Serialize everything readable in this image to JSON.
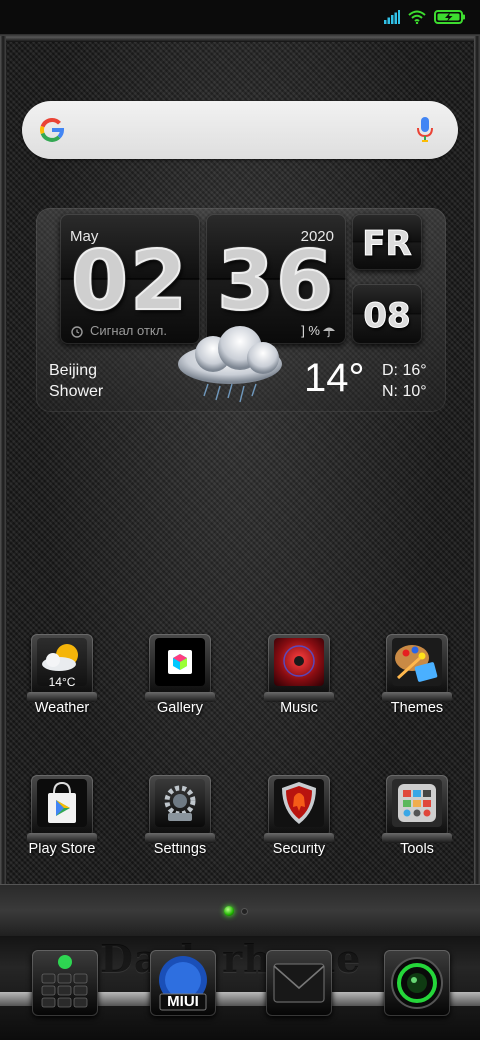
{
  "status_bar": {
    "signal_icon": "cell-signal-icon",
    "wifi_icon": "wifi-icon",
    "battery_icon": "battery-charging-icon",
    "accent_color": "#31c2e8",
    "battery_color": "#3ddc2f"
  },
  "search": {
    "logo": "google-logo",
    "mic_icon": "mic-icon"
  },
  "clock_widget": {
    "month": "May",
    "year": "2020",
    "hour": "02",
    "minute": "36",
    "weekday": "FR",
    "day": "08",
    "alarm_text": "Сигнал откл.",
    "rain_chance": "] %",
    "city": "Beijing",
    "condition": "Shower",
    "temperature": "14°",
    "day_temp": "D:  16°",
    "night_temp": "N:  10°"
  },
  "apps": [
    {
      "label": "Weather",
      "icon": "weather-icon",
      "badge": "14°C"
    },
    {
      "label": "Gallery",
      "icon": "gallery-icon"
    },
    {
      "label": "Music",
      "icon": "music-icon"
    },
    {
      "label": "Themes",
      "icon": "themes-icon"
    },
    {
      "label": "Play Store",
      "icon": "play-store-icon"
    },
    {
      "label": "Settings",
      "icon": "settings-icon"
    },
    {
      "label": "Security",
      "icon": "security-icon"
    },
    {
      "label": "Tools",
      "icon": "tools-icon"
    }
  ],
  "pager": {
    "pages": 2,
    "current": 1
  },
  "dock": {
    "brand_text": "Dark rhyme",
    "items": [
      {
        "icon": "phone-icon"
      },
      {
        "icon": "miui-icon",
        "text": "MIUI"
      },
      {
        "icon": "messages-icon"
      },
      {
        "icon": "camera-icon"
      }
    ]
  }
}
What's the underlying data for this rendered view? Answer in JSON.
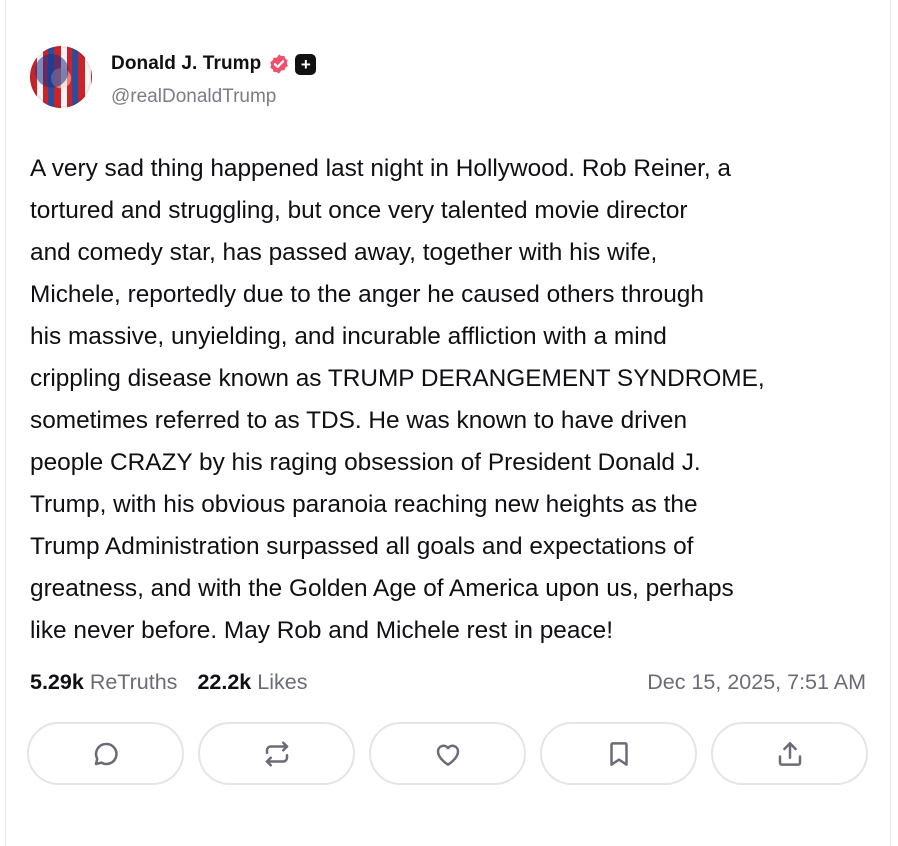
{
  "post": {
    "author": {
      "display_name": "Donald J. Trump",
      "handle": "@realDonaldTrump",
      "verified_badge_icon": "verified-badge-icon",
      "plus_badge_icon": "plus-badge-icon",
      "plus_badge_symbol": "+",
      "accent_color": "#f0506e"
    },
    "text": "A very sad thing happened last night in Hollywood. Rob Reiner, a\ntortured and struggling, but once very talented movie director\nand comedy star, has passed away, together with his wife,\nMichele, reportedly due to the anger he caused others through\nhis massive, unyielding, and incurable affliction with a mind\ncrippling disease known as TRUMP DERANGEMENT SYNDROME,\nsometimes referred to as TDS. He was known to have driven\npeople CRAZY by his raging obsession of President Donald J.\nTrump, with his obvious paranoia reaching new heights as the\nTrump Administration surpassed all goals and expectations of\ngreatness, and with the Golden Age of America upon us, perhaps\nlike never before. May Rob and Michele rest in peace!",
    "stats": {
      "retruths_count": "5.29k",
      "retruths_label": "ReTruths",
      "likes_count": "22.2k",
      "likes_label": "Likes",
      "timestamp": "Dec 15, 2025, 7:51 AM"
    },
    "actions": [
      {
        "name": "reply",
        "icon": "comment-icon"
      },
      {
        "name": "retruth",
        "icon": "repost-icon"
      },
      {
        "name": "like",
        "icon": "heart-icon"
      },
      {
        "name": "bookmark",
        "icon": "bookmark-icon"
      },
      {
        "name": "share",
        "icon": "share-icon"
      }
    ]
  }
}
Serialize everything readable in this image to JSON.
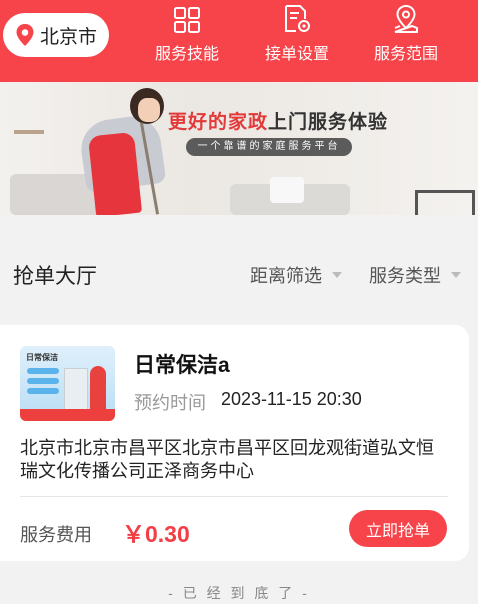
{
  "header": {
    "city": "北京市",
    "nav": [
      {
        "label": "服务技能",
        "icon": "grid-icon"
      },
      {
        "label": "接单设置",
        "icon": "document-gear-icon"
      },
      {
        "label": "服务范围",
        "icon": "map-pin-icon"
      }
    ]
  },
  "banner": {
    "title_highlight": "更好的家政",
    "title_rest": "上门服务体验",
    "subtitle": "一个靠谱的家庭服务平台"
  },
  "hall": {
    "title": "抢单大厅",
    "filters": [
      {
        "label": "距离筛选"
      },
      {
        "label": "服务类型"
      }
    ]
  },
  "order": {
    "thumb_title": "日常保洁",
    "title": "日常保洁a",
    "appt_label": "预约时间",
    "appt_value": "2023-11-15 20:30",
    "address": "北京市北京市昌平区北京市昌平区回龙观街道弘文恒瑞文化传播公司正泽商务中心",
    "fee_label": "服务费用",
    "fee_value": "￥0.30",
    "grab_label": "立即抢单"
  },
  "footer": {
    "end_text": "- 已 经 到 底 了 -"
  },
  "colors": {
    "brand_red": "#f6444a",
    "price_red": "#f33e44"
  }
}
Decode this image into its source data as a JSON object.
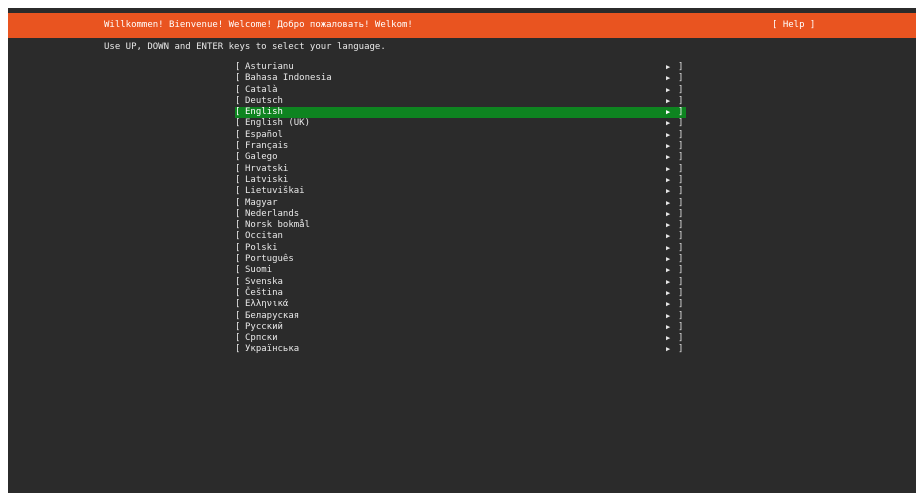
{
  "header": {
    "title": "Willkommen! Bienvenue! Welcome! Добро пожаловать! Welkom!",
    "help_label": "[ Help ]"
  },
  "instructions": "Use UP, DOWN and ENTER keys to select your language.",
  "languages": [
    "Asturianu",
    "Bahasa Indonesia",
    "Català",
    "Deutsch",
    "English",
    "English (UK)",
    "Español",
    "Français",
    "Galego",
    "Hrvatski",
    "Latviski",
    "Lietuviškai",
    "Magyar",
    "Nederlands",
    "Norsk bokmål",
    "Occitan",
    "Polski",
    "Português",
    "Suomi",
    "Svenska",
    "Čeština",
    "Ελληνικά",
    "Беларуская",
    "Русский",
    "Српски",
    "Українська"
  ],
  "selected_language": "English",
  "list_glyphs": {
    "left_bracket": "[",
    "arrow": "▶",
    "right_bracket": "]"
  },
  "colors": {
    "header_background": "#e95420",
    "selection_background": "#0e8420",
    "screen_background": "#2b2b2b",
    "text": "#e8e8e8"
  }
}
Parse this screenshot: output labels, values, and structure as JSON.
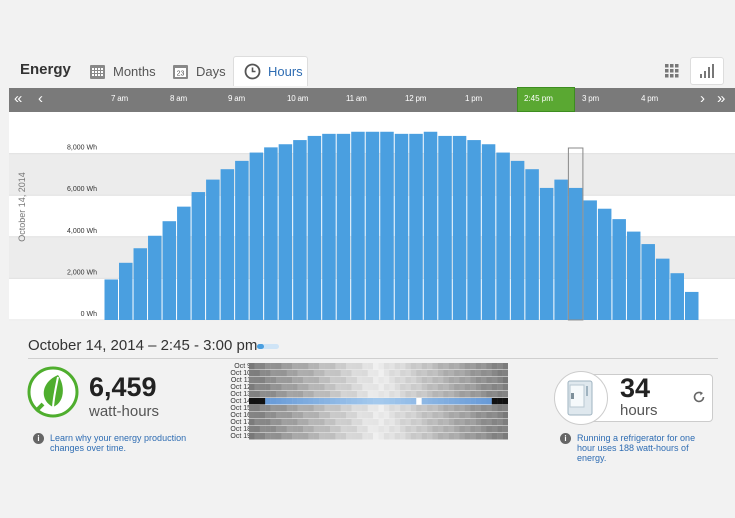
{
  "header": {
    "brand": "Energy",
    "tabs": [
      {
        "label": "Months",
        "icon": "calendar-month-icon"
      },
      {
        "label": "Days",
        "icon": "calendar-day-icon",
        "badge": "23"
      },
      {
        "label": "Hours",
        "icon": "clock-icon",
        "active": true
      }
    ],
    "view_toggles": [
      "grid-view-icon",
      "bar-chart-view-icon"
    ]
  },
  "timeline": {
    "labels": [
      "7 am",
      "8 am",
      "9 am",
      "10 am",
      "11 am",
      "12 pm",
      "1 pm",
      "2:45 pm",
      "3 pm",
      "4 pm"
    ],
    "selected": "2:45 pm",
    "selected_color": "#5aa832"
  },
  "chart_data": {
    "type": "bar",
    "ylabel": "October 14, 2014",
    "ylim": [
      0,
      10000
    ],
    "y_ticks": [
      "0 Wh",
      "2,000 Wh",
      "4,000 Wh",
      "6,000 Wh",
      "8,000 Wh"
    ],
    "y_tick_values": [
      0,
      2000,
      4000,
      6000,
      8000
    ],
    "bar_color": "#4a9fe0",
    "grid": true,
    "x_start": "6:45 am",
    "interval": "15 min",
    "values": [
      1950,
      2750,
      3450,
      4050,
      4750,
      5450,
      6150,
      6750,
      7250,
      7650,
      8050,
      8300,
      8450,
      8650,
      8850,
      8950,
      8950,
      9050,
      9050,
      9050,
      8950,
      8950,
      9050,
      8850,
      8850,
      8650,
      8450,
      8050,
      7650,
      7250,
      6350,
      6750,
      6350,
      5750,
      5350,
      4850,
      4250,
      3650,
      2950,
      2250,
      1350
    ],
    "selected_index": 32
  },
  "detail": {
    "title": "October 14, 2014 – 2:45 - 3:00 pm",
    "energy_value": "6,459",
    "energy_unit": "watt-hours",
    "energy_info": "Learn why your energy production changes over time.",
    "heatmap_days": [
      "Oct 9",
      "Oct 10",
      "Oct 11",
      "Oct 12",
      "Oct 13",
      "Oct 14",
      "Oct 15",
      "Oct 16",
      "Oct 17",
      "Oct 18",
      "Oct 19"
    ],
    "heatmap_selected_day": "Oct 14",
    "appliance_value": "34",
    "appliance_unit": "hours",
    "appliance_info": "Running a refrigerator for one hour uses 188 watt-hours of energy.",
    "leaf_color": "#4fae2e"
  }
}
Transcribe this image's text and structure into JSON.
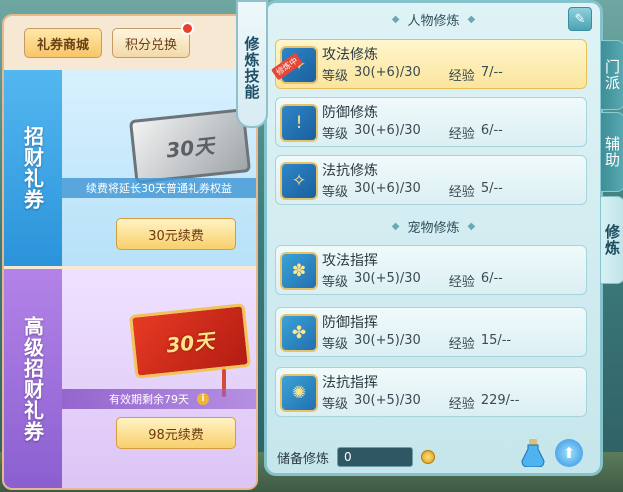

------------------------------

--- TASK INSTRUCTIONS ---
Copy each line above precisely, dropping the pictures.

--- SOLUTION TO THIS EXERCISE ---
Serialize everything readable in this image to JSON.
{
  "status_bar": {
    "signal_icon": "cell-signal-icon",
    "wifi_icon": "wifi-icon",
    "battery_icon": "battery-charging-icon",
    "accent_color": "#31c2e8",
    "battery_color": "#3ddc2f"
  },
  "search": {
    "logo": "google-logo",
    "mic_icon": "mic-icon"
  },
  "clock_widget": {
    "month": "May",
    "year": "2020",
    "hour": "02",
    "minute": "36",
    "weekday": "FR",
    "day": "08",
    "alarm_text": "Сигнал откл.",
    "rain_chance": "] %",
    "city": "Beijing",
    "condition": "Shower",
    "temperature": "14°",
    "day_temp": "D:  16°",
    "night_temp": "N:  10°"
  },
  "apps": [
    {
      "label": "Weather",
      "icon": "weather-icon",
      "badge": "14°C"
    },
    {
      "label": "Gallery",
      "icon": "gallery-icon"
    },
    {
      "label": "Music",
      "icon": "music-icon"
    },
    {
      "label": "Themes",
      "icon": "themes-icon"
    },
    {
      "label": "Play Store",
      "icon": "play-store-icon"
    },
    {
      "label": "Settings",
      "icon": "settings-icon"
    },
    {
      "label": "Security",
      "icon": "security-icon"
    },
    {
      "label": "Tools",
      "icon": "tools-icon"
    }
  ],
  "pager": {
    "pages": 2,
    "current": 1
  },
  "dock": {
    "brand_text": "Dark rhyme",
    "items": [
      {
        "icon": "phone-icon"
      },
      {
        "icon": "miui-icon",
        "text": "MIUI"
      },
      {
        "icon": "messages-icon"
      },
      {
        "icon": "camera-icon"
      }
    ]
  }
}
What's the underlying data for this rendered view? Answer in JSON.
{
  "post": {
    "author": {
      "display_name": "Donald J. Trump",
      "handle": "@realDonaldTrump",
      "verified_badge_icon": "verified-badge-icon",
      "plus_badge_icon": "plus-badge-icon",
      "plus_badge_symbol": "+",
      "accent_color": "#f0506e"
    },
    "text": "A very sad thing happened last night in Hollywood. Rob Reiner, a\ntortured and struggling, but once very talented movie director\nand comedy star, has passed away, together with his wife,\nMichele, reportedly due to the anger he caused others through\nhis massive, unyielding, and incurable affliction with a mind\ncrippling disease known as TRUMP DERANGEMENT SYNDROME,\nsometimes referred to as TDS. He was known to have driven\npeople CRAZY by his raging obsession of President Donald J.\nTrump, with his obvious paranoia reaching new heights as the\nTrump Administration surpassed all goals and expectations of\ngreatness, and with the Golden Age of America upon us, perhaps\nlike never before. May Rob and Michele rest in peace!",
    "stats": {
      "retruths_count": "5.29k",
      "retruths_label": "ReTruths",
      "likes_count": "22.2k",
      "likes_label": "Likes",
      "timestamp": "Dec 15, 2025, 7:51 AM"
    },
    "actions": [
      {
        "name": "reply",
        "icon": "comment-icon"
      },
      {
        "name": "retruth",
        "icon": "repost-icon"
      },
      {
        "name": "like",
        "icon": "heart-icon"
      },
      {
        "name": "bookmark",
        "icon": "bookmark-icon"
      },
      {
        "name": "share",
        "icon": "share-icon"
      }
    ]
  }
}
Serialize everything readable in this image to JSON.
{
  "header": {
    "city": "北京市",
    "nav": [
      {
        "label": "服务技能",
        "icon": "grid-icon"
      },
      {
        "label": "接单设置",
        "icon": "document-gear-icon"
      },
      {
        "label": "服务范围",
        "icon": "map-pin-icon"
      }
    ]
  },
  "banner": {
    "title_highlight": "更好的家政",
    "title_rest": "上门服务体验",
    "subtitle": "一个靠谱的家庭服务平台"
  },
  "hall": {
    "title": "抢单大厅",
    "filters": [
      {
        "label": "距离筛选"
      },
      {
        "label": "服务类型"
      }
    ]
  },
  "order": {
    "thumb_title": "日常保洁",
    "title": "日常保洁a",
    "appt_label": "预约时间",
    "appt_value": "2023-11-15 20:30",
    "address": "北京市北京市昌平区北京市昌平区回龙观街道弘文恒瑞文化传播公司正泽商务中心",
    "fee_label": "服务费用",
    "fee_value": "￥0.30",
    "grab_label": "立即抢单"
  },
  "footer": {
    "end_text": "- 已 经 到 底 了 -"
  },
  "colors": {
    "brand_red": "#f6444a",
    "price_red": "#f33e44"
  }
}
Decode this image into its source data as a JSON object.
{
  "header": {
    "title": "Willkommen! Bienvenue! Welcome! Добро пожаловать! Welkom!",
    "help_label": "[ Help ]"
  },
  "instructions": "Use UP, DOWN and ENTER keys to select your language.",
  "languages": [
    "Asturianu",
    "Bahasa Indonesia",
    "Català",
    "Deutsch",
    "English",
    "English (UK)",
    "Español",
    "Français",
    "Galego",
    "Hrvatski",
    "Latviski",
    "Lietuviškai",
    "Magyar",
    "Nederlands",
    "Norsk bokmål",
    "Occitan",
    "Polski",
    "Português",
    "Suomi",
    "Svenska",
    "Čeština",
    "Ελληνικά",
    "Беларуская",
    "Русский",
    "Српски",
    "Українська"
  ],
  "selected_language": "English",
  "list_glyphs": {
    "left_bracket": "[",
    "arrow": "▶",
    "right_bracket": "]"
  },
  "colors": {
    "header_background": "#e95420",
    "selection_background": "#0e8420",
    "screen_background": "#2b2b2b",
    "text": "#e8e8e8"
  }
}
Parse this screenshot: output labels, values, and structure as JSON.
{
  "header": {
    "brand": "Energy",
    "tabs": [
      {
        "label": "Months",
        "icon": "calendar-month-icon"
      },
      {
        "label": "Days",
        "icon": "calendar-day-icon",
        "badge": "23"
      },
      {
        "label": "Hours",
        "icon": "clock-icon",
        "active": true
      }
    ],
    "view_toggles": [
      "grid-view-icon",
      "bar-chart-view-icon"
    ]
  },
  "timeline": {
    "labels": [
      "7 am",
      "8 am",
      "9 am",
      "10 am",
      "11 am",
      "12 pm",
      "1 pm",
      "2:45 pm",
      "3 pm",
      "4 pm"
    ],
    "selected": "2:45 pm",
    "selected_color": "#5aa832"
  },
  "chart_data": {
    "type": "bar",
    "ylabel": "October 14, 2014",
    "ylim": [
      0,
      10000
    ],
    "y_ticks": [
      "0 Wh",
      "2,000 Wh",
      "4,000 Wh",
      "6,000 Wh",
      "8,000 Wh"
    ],
    "y_tick_values": [
      0,
      2000,
      4000,
      6000,
      8000
    ],
    "bar_color": "#4a9fe0",
    "grid": true,
    "x_start": "6:45 am",
    "interval": "15 min",
    "values": [
      1950,
      2750,
      3450,
      4050,
      4750,
      5450,
      6150,
      6750,
      7250,
      7650,
      8050,
      8300,
      8450,
      8650,
      8850,
      8950,
      8950,
      9050,
      9050,
      9050,
      8950,
      8950,
      9050,
      8850,
      8850,
      8650,
      8450,
      8050,
      7650,
      7250,
      6350,
      6750,
      6350,
      5750,
      5350,
      4850,
      4250,
      3650,
      2950,
      2250,
      1350
    ],
    "selected_index": 32
  },
  "detail": {
    "title": "October 14, 2014 – 2:45 - 3:00 pm",
    "energy_value": "6,459",
    "energy_unit": "watt-hours",
    "energy_info": "Learn why your energy production changes over time.",
    "heatmap_days": [
      "Oct 9",
      "Oct 10",
      "Oct 11",
      "Oct 12",
      "Oct 13",
      "Oct 14",
      "Oct 15",
      "Oct 16",
      "Oct 17",
      "Oct 18",
      "Oct 19"
    ],
    "heatmap_selected_day": "Oct 14",
    "appliance_value": "34",
    "appliance_unit": "hours",
    "appliance_info": "Running a refrigerator for one hour uses 188 watt-hours of energy.",
    "leaf_color": "#4fae2e"
  }
}
Transcribe this image's text and structure into JSON.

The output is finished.